## Given exercise
Using the records below, count the lines with "Electricity" in them. Give the number only.

Some records
########
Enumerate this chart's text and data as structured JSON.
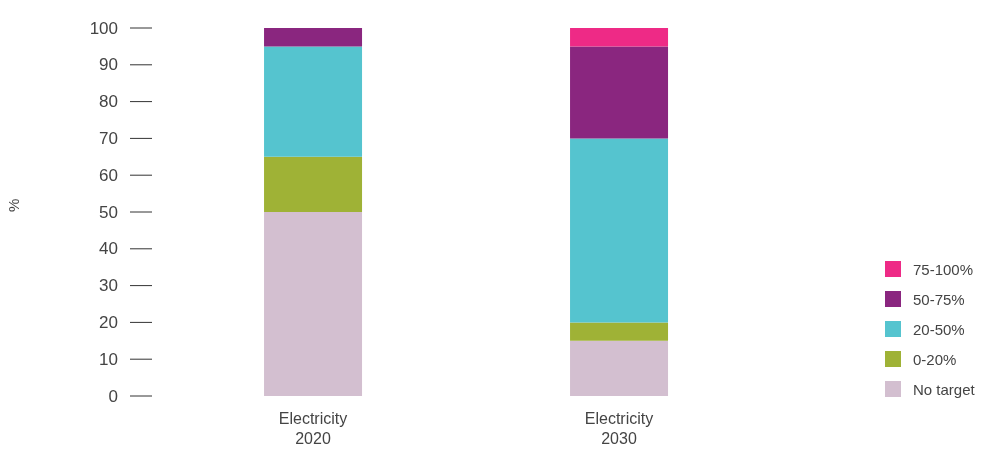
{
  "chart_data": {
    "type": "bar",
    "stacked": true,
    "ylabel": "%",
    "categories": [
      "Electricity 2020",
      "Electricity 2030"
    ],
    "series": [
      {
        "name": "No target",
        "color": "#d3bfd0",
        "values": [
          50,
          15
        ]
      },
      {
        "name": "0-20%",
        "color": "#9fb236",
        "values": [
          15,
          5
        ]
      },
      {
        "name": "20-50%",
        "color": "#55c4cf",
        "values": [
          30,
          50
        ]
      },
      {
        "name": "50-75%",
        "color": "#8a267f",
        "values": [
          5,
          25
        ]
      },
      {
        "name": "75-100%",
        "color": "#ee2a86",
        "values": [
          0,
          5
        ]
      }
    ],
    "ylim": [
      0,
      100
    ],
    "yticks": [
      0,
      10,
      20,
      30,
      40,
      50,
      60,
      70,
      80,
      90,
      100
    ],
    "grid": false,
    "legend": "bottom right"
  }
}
########
## Reply
2